Records that describe figures:
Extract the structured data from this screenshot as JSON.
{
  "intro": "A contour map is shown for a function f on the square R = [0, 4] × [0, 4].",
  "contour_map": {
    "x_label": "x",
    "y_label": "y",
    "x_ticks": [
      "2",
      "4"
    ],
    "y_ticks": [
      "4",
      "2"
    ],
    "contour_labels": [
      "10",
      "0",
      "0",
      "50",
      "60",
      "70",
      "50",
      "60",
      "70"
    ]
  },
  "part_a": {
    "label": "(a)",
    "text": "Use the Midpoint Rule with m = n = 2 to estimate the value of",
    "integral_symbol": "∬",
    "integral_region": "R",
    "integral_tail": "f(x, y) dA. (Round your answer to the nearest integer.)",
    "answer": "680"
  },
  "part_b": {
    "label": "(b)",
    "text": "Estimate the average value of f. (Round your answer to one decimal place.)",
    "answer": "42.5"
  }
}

> **Exercise aim**
Which lines in the listing above hold the word "text"? Show each of them.

> **Full response**
    "text": "Use the Midpoint Rule with m = n = 2 to estimate the value of",
    "text": "Estimate the average value of f. (Round your answer to one decimal place.)",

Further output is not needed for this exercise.